**PROBLEM**
Please output exactly the run of lines that starts at the line with "OCR this image." and ends at the last line of the records below.

##### MATERIAL PROVIDED

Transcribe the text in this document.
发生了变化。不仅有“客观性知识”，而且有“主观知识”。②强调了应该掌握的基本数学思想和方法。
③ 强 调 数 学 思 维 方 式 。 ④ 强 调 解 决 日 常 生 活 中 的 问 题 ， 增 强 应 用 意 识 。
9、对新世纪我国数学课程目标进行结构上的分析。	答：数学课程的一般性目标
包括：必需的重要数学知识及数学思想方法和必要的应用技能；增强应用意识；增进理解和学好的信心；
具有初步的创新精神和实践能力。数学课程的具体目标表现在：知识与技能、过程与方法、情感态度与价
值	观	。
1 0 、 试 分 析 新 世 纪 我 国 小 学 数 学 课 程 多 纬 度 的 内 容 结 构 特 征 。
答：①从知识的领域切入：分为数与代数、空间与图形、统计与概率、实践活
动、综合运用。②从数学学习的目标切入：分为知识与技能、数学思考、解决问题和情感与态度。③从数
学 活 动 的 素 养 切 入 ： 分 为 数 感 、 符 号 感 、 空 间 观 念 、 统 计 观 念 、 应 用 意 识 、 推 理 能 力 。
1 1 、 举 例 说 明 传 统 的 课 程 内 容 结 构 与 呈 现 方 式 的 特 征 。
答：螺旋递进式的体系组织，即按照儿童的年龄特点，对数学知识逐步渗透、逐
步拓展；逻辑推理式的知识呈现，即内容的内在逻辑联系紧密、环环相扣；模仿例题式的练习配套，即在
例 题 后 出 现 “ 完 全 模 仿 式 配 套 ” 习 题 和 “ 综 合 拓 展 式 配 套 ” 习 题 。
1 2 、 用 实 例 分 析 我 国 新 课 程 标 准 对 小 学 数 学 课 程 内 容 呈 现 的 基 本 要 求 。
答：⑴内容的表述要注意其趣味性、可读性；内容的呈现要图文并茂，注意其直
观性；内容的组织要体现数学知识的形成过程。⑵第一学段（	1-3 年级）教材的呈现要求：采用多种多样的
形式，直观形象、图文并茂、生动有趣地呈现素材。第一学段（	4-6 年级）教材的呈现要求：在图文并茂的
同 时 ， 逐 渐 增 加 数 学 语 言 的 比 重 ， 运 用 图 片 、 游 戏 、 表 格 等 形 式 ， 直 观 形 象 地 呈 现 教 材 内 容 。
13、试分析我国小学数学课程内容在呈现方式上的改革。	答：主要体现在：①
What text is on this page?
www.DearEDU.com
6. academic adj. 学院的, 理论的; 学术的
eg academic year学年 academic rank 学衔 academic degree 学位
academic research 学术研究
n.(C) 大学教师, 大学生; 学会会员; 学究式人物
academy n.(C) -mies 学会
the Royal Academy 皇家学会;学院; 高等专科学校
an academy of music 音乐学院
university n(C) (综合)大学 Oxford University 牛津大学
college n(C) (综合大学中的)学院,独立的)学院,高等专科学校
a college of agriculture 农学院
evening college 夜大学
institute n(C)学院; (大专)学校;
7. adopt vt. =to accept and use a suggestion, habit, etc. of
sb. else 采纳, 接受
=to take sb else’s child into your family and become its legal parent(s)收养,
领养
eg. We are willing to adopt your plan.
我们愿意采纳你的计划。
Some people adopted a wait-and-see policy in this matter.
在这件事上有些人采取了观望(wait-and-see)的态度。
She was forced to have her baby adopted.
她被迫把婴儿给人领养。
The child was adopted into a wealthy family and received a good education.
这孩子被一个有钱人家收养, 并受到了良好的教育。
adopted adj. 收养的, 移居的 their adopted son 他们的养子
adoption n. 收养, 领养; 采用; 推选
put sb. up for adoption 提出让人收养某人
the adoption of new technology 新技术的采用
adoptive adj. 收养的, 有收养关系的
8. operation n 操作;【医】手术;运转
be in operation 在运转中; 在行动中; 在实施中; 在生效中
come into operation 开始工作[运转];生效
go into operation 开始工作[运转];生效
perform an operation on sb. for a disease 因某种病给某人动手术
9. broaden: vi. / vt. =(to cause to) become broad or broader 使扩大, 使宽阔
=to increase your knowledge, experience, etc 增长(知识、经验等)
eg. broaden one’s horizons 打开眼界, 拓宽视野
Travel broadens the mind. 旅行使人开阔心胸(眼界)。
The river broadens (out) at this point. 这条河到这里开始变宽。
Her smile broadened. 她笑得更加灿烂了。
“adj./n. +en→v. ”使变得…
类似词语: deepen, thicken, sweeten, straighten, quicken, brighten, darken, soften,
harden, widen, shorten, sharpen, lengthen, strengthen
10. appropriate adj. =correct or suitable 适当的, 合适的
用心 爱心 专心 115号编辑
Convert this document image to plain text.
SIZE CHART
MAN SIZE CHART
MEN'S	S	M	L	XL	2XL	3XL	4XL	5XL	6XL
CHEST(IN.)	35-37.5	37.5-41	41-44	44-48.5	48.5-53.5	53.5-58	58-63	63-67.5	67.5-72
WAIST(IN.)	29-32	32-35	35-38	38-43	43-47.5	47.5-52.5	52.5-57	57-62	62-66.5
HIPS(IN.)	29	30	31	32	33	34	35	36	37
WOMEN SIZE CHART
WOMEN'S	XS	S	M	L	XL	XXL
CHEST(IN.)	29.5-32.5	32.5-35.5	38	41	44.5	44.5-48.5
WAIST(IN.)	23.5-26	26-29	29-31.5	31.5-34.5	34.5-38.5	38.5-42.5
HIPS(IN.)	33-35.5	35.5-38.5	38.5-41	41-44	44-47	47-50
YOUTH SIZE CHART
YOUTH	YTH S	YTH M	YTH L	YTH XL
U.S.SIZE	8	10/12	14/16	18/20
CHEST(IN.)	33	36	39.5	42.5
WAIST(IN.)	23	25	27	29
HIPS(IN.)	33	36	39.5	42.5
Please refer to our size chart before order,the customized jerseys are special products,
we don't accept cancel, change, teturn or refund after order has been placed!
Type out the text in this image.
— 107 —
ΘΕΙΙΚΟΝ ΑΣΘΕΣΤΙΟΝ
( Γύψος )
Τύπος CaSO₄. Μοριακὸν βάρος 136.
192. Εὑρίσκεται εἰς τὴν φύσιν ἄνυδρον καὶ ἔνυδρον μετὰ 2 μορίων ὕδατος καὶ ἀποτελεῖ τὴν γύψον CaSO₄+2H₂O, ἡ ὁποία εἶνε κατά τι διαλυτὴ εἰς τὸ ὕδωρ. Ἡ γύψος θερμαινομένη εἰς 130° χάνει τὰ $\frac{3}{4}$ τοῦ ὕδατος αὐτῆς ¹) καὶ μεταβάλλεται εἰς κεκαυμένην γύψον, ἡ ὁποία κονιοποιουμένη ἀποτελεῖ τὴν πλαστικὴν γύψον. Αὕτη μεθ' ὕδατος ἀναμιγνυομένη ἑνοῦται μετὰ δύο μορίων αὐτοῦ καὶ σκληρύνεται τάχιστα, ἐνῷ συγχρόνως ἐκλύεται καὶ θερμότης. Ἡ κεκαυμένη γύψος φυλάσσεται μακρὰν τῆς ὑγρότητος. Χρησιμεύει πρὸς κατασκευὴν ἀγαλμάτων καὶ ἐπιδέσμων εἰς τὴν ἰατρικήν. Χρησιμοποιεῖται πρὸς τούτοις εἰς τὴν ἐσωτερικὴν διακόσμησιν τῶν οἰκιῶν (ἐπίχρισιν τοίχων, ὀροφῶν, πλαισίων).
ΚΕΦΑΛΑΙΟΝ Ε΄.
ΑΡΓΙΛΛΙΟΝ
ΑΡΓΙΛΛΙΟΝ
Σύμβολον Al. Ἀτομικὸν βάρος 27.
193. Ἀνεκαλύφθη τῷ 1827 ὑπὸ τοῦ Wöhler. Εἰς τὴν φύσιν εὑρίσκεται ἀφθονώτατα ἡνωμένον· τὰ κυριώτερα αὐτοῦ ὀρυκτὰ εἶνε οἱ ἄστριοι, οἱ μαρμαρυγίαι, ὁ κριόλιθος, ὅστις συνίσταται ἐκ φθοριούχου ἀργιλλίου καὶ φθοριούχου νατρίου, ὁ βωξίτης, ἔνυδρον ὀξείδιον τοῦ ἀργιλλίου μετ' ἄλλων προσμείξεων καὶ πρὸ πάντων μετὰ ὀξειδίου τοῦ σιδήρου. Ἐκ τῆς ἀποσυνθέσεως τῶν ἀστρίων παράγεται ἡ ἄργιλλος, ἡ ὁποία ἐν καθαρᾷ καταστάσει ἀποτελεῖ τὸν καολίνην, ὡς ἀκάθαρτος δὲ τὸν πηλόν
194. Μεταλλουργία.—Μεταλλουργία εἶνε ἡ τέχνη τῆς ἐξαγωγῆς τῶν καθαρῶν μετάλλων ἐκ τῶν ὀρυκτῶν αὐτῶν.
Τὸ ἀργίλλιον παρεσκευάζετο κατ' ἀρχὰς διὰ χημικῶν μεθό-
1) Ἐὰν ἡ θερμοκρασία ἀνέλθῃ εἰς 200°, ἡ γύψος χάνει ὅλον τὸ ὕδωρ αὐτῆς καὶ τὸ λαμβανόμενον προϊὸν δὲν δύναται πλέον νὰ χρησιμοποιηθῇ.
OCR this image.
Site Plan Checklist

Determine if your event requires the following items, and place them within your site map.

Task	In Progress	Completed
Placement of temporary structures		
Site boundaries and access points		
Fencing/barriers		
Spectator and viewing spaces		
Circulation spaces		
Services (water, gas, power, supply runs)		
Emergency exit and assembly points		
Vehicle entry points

##########

**OUTPUT FOR THIS TASK**
OCR this image.
Site Plan Checklist

Determine if your event requires the following items, and place them within your site map.

Task	In Progress	Completed
Placement of temporary structures		
Site boundaries and access points		
Fencing/barriers		
Spectator and viewing spaces		
Circulation spaces		
Services (water, gas, power, supply runs)		
Emergency exit and assembly points		
Vehicle entry points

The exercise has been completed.